▶ Goal:
Reproduce the data that follows in its entirety, character for character.

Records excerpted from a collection
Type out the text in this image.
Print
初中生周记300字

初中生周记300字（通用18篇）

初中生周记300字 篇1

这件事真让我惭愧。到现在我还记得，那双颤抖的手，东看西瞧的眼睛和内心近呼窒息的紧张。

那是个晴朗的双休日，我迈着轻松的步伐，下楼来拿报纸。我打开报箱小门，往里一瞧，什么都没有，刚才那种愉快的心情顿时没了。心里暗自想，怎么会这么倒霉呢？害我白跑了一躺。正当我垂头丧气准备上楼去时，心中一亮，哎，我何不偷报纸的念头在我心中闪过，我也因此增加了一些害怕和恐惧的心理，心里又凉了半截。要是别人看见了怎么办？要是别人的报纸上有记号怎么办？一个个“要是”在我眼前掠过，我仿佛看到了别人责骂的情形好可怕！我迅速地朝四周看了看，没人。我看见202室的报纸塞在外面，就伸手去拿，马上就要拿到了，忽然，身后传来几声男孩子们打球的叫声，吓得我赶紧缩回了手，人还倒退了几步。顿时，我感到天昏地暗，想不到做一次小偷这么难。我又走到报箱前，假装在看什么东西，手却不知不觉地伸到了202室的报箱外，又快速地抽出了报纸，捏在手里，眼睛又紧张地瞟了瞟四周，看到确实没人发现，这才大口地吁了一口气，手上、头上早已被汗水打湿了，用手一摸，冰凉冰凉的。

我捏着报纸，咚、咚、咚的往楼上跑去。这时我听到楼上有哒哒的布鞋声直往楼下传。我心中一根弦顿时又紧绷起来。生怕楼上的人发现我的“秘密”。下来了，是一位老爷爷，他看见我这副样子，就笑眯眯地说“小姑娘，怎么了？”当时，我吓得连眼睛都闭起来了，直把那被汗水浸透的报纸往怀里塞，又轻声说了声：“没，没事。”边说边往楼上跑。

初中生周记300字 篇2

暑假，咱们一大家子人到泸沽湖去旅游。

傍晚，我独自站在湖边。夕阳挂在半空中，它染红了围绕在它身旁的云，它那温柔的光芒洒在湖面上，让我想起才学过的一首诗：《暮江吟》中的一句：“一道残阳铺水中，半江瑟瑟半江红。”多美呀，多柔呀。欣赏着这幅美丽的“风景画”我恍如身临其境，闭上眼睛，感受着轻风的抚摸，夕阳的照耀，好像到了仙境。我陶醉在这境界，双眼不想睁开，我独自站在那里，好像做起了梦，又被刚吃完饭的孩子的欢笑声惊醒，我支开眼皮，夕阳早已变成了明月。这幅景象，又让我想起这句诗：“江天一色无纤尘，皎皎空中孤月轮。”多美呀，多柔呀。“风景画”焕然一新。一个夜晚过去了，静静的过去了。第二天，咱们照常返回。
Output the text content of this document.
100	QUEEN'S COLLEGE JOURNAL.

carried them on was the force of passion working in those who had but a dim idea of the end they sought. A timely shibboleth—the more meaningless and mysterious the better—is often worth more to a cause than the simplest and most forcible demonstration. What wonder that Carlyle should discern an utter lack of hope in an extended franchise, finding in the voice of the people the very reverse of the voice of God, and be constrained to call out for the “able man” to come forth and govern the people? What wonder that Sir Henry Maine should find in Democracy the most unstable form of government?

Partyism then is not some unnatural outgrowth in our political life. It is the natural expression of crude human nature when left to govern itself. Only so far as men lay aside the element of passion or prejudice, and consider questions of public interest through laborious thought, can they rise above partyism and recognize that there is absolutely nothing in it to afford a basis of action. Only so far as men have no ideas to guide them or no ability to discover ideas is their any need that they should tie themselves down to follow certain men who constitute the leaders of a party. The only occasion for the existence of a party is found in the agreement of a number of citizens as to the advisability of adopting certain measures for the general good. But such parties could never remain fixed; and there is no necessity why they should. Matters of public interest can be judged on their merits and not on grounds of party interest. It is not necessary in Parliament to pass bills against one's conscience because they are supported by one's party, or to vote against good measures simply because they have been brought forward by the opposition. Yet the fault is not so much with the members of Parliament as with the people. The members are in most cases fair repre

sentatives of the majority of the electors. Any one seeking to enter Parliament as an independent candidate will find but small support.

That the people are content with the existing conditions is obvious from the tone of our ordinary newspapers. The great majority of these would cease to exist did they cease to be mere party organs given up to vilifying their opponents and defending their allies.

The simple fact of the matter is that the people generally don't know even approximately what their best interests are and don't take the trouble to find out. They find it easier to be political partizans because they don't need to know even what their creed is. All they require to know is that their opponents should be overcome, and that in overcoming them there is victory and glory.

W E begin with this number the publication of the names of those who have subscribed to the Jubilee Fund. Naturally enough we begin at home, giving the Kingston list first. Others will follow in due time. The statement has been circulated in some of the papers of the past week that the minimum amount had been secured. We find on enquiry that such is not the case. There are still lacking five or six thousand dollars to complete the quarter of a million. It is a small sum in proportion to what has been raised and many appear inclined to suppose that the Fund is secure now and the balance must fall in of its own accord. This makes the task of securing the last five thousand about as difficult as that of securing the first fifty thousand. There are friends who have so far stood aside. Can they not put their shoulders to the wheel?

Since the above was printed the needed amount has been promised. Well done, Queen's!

▶ Output for this task:
Type out the text in this image.
Print
初中生周记300字

初中生周记300字（通用18篇）

初中生周记300字 篇1

这件事真让我惭愧。到现在我还记得，那双颤抖的手，东看西瞧的眼睛和内心近呼窒息的紧张。

那是个晴朗的双休日，我迈着轻松的步伐，下楼来拿报纸。我打开报箱小门，往里一瞧，什么都没有，刚才那种愉快的心情顿时没了。心里暗自想，怎么会这么倒霉呢？害我白跑了一躺。正当我垂头丧气准备上楼去时，心中一亮，哎，我何不偷报纸的念头在我心中闪过，我也因此增加了一些害怕和恐惧的心理，心里又凉了半截。要是别人看见了怎么办？要是别人的报纸上有记号怎么办？一个个“要是”在我眼前掠过，我仿佛看到了别人责骂的情形好可怕！我迅速地朝四周看了看，没人。我看见202室的报纸塞在外面，就伸手去拿，马上就要拿到了，忽然，身后传来几声男孩子们打球的叫声，吓得我赶紧缩回了手，人还倒退了几步。顿时，我感到天昏地暗，想不到做一次小偷这么难。我又走到报箱前，假装在看什么东西，手却不知不觉地伸到了202室的报箱外，又快速地抽出了报纸，捏在手里，眼睛又紧张地瞟了瞟四周，看到确实没人发现，这才大口地吁了一口气，手上、头上早已被汗水打湿了，用手一摸，冰凉冰凉的。

我捏着报纸，咚、咚、咚的往楼上跑去。这时我听到楼上有哒哒的布鞋声直往楼下传。我心中一根弦顿时又紧绷起来。生怕楼上的人发现我的“秘密”。下来了，是一位老爷爷，他看见我这副样子，就笑眯眯地说“小姑娘，怎么了？”当时，我吓得连眼睛都闭起来了，直把那被汗水浸透的报纸往怀里塞，又轻声说了声：“没，没事。”边说边往楼上跑。

初中生周记300字 篇2

暑假，咱们一大家子人到泸沽湖去旅游。

傍晚，我独自站在湖边。夕阳挂在半空中，它染红了围绕在它身旁的云，它那温柔的光芒洒在湖面上，让我想起才学过的一首诗：《暮江吟》中的一句：“一道残阳铺水中，半江瑟瑟半江红。”多美呀，多柔呀。欣赏着这幅美丽的“风景画”我恍如身临其境，闭上眼睛，感受着轻风的抚摸，夕阳的照耀，好像到了仙境。我陶醉在这境界，双眼不想睁开，我独自站在那里，好像做起了梦，又被刚吃完饭的孩子的欢笑声惊醒，我支开眼皮，夕阳早已变成了明月。这幅景象，又让我想起这句诗：“江天一色无纤尘，皎皎空中孤月轮。”多美呀，多柔呀。“风景画”焕然一新。一个夜晚过去了，静静的过去了。第二天，咱们照常返回。
Output the text content of this document.
100	QUEEN'S COLLEGE JOURNAL.

carried them on was the force of passion working in those who had but a dim idea of the end they sought. A timely shibboleth—the more meaningless and mysterious the better—is often worth more to a cause than the simplest and most forcible demonstration. What wonder that Carlyle should discern an utter lack of hope in an extended franchise, finding in the voice of the people the very reverse of the voice of God, and be constrained to call out for the “able man” to come forth and govern the people? What wonder that Sir Henry Maine should find in Democracy the most unstable form of government?

Partyism then is not some unnatural outgrowth in our political life. It is the natural expression of crude human nature when left to govern itself. Only so far as men lay aside the element of passion or prejudice, and consider questions of public interest through laborious thought, can they rise above partyism and recognize that there is absolutely nothing in it to afford a basis of action. Only so far as men have no ideas to guide them or no ability to discover ideas is their any need that they should tie themselves down to follow certain men who constitute the leaders of a party. The only occasion for the existence of a party is found in the agreement of a number of citizens as to the advisability of adopting certain measures for the general good. But such parties could never remain fixed; and there is no necessity why they should. Matters of public interest can be judged on their merits and not on grounds of party interest. It is not necessary in Parliament to pass bills against one's conscience because they are supported by one's party, or to vote against good measures simply because they have been brought forward by the opposition. Yet the fault is not so much with the members of Parliament as with the people. The members are in most cases fair repre

sentatives of the majority of the electors. Any one seeking to enter Parliament as an independent candidate will find but small support.

That the people are content with the existing conditions is obvious from the tone of our ordinary newspapers. The great majority of these would cease to exist did they cease to be mere party organs given up to vilifying their opponents and defending their allies.

The simple fact of the matter is that the people generally don't know even approximately what their best interests are and don't take the trouble to find out. They find it easier to be political partizans because they don't need to know even what their creed is. All they require to know is that their opponents should be overcome, and that in overcoming them there is victory and glory.

W E begin with this number the publication of the names of those who have subscribed to the Jubilee Fund. Naturally enough we begin at home, giving the Kingston list first. Others will follow in due time. The statement has been circulated in some of the papers of the past week that the minimum amount had been secured. We find on enquiry that such is not the case. There are still lacking five or six thousand dollars to complete the quarter of a million. It is a small sum in proportion to what has been raised and many appear inclined to suppose that the Fund is secure now and the balance must fall in of its own accord. This makes the task of securing the last five thousand about as difficult as that of securing the first fifty thousand. There are friends who have so far stood aside. Can they not put their shoulders to the wheel?

Since the above was printed the needed amount has been promised. Well done, Queen's!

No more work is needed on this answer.